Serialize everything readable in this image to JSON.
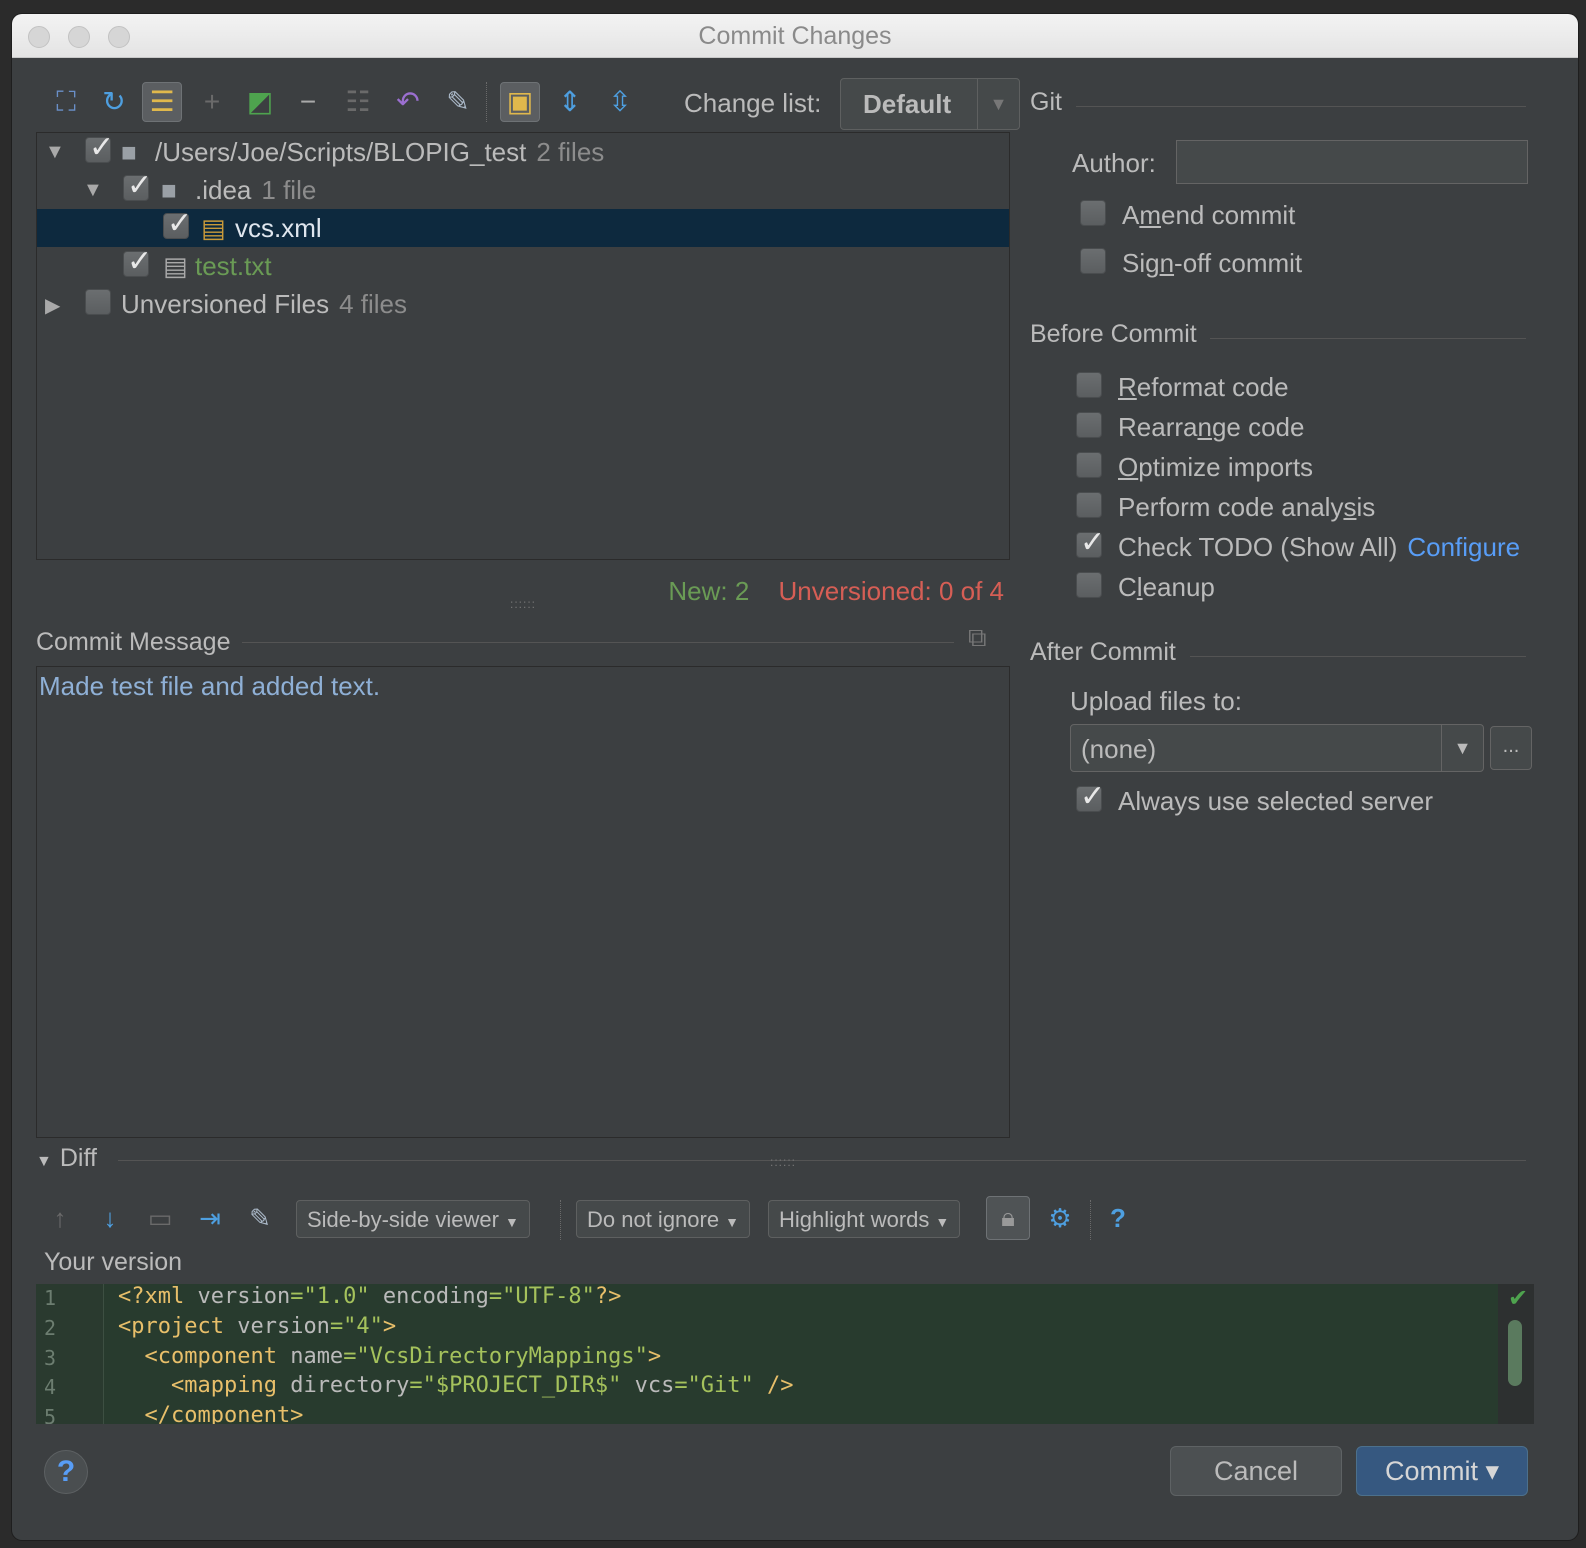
{
  "window": {
    "title": "Commit Changes"
  },
  "toolbar": {
    "change_list_label": "Change list:",
    "change_list_value": "Default"
  },
  "tree": {
    "rows": [
      {
        "name": "/Users/Joe/Scripts/BLOPIG_test",
        "meta": "2 files"
      },
      {
        "name": ".idea",
        "meta": "1 file"
      },
      {
        "name": "vcs.xml",
        "meta": ""
      },
      {
        "name": "test.txt",
        "meta": ""
      },
      {
        "name": "Unversioned Files",
        "meta": "4 files"
      }
    ]
  },
  "counts": {
    "new": "New: 2",
    "unversioned": "Unversioned: 0 of 4"
  },
  "commit_message": {
    "title": "Commit Message",
    "text": "Made test file and added text."
  },
  "git": {
    "title": "Git",
    "author_label": "Author:",
    "author_value": "",
    "amend": {
      "pre": "A",
      "u": "m",
      "post": "end commit",
      "checked": false
    },
    "signoff": {
      "pre": "Sig",
      "u": "n",
      "post": "-off commit",
      "checked": false
    }
  },
  "before_commit": {
    "title": "Before Commit",
    "options": [
      {
        "pre": "",
        "u": "R",
        "post": "eformat code",
        "checked": false
      },
      {
        "pre": "Rearra",
        "u": "n",
        "post": "ge code",
        "checked": false
      },
      {
        "pre": "",
        "u": "O",
        "post": "ptimize imports",
        "checked": false
      },
      {
        "pre": "Perform code analy",
        "u": "s",
        "post": "is",
        "checked": false
      },
      {
        "pre": "Check TODO (Show All)",
        "u": "",
        "post": "",
        "checked": true
      },
      {
        "pre": "C",
        "u": "l",
        "post": "eanup",
        "checked": false
      }
    ],
    "configure_link": "Configure"
  },
  "after_commit": {
    "title": "After Commit",
    "upload_label": "Upload files to:",
    "upload_value": "(none)",
    "upload_more": "...",
    "always_label": "Always use selected server"
  },
  "diff": {
    "title": "Diff",
    "viewer": "Side-by-side viewer",
    "ignore": "Do not ignore",
    "highlight": "Highlight words",
    "your_version": "Your version",
    "lines": [
      {
        "n": "1"
      },
      {
        "n": "2"
      },
      {
        "n": "3"
      },
      {
        "n": "4"
      },
      {
        "n": "5"
      }
    ],
    "code": {
      "l1_tag1": "<?xml",
      "l1_attr1": " version",
      "l1_str1": "=\"1.0\"",
      "l1_attr2": " encoding",
      "l1_str2": "=\"UTF-8\"",
      "l1_tag2": "?>",
      "l2_tag1": "<project",
      "l2_attr1": " version",
      "l2_str1": "=\"4\"",
      "l2_tag2": ">",
      "l3_tag1": "  <component",
      "l3_attr1": " name",
      "l3_str1": "=\"VcsDirectoryMappings\"",
      "l3_tag2": ">",
      "l4_tag1": "    <mapping",
      "l4_attr1": " directory",
      "l4_str1": "=\"$PROJECT_DIR$\"",
      "l4_attr2": " vcs",
      "l4_str2": "=\"Git\"",
      "l4_tag2": " />",
      "l5_tag1": "  </component>"
    }
  },
  "buttons": {
    "help": "?",
    "cancel": "Cancel",
    "commit": "Commit ▾"
  },
  "colors": {
    "accent": "#589df6",
    "new": "#6a9b55",
    "unversioned": "#d65e55",
    "selection": "#0d293e"
  }
}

# Goal
Using the listing, collect all lines in which the string "meta" is found.

# Solution to this problem
        "meta": "2 files"
        "meta": "1 file"
        "meta": ""
        "meta": ""
        "meta": "4 files"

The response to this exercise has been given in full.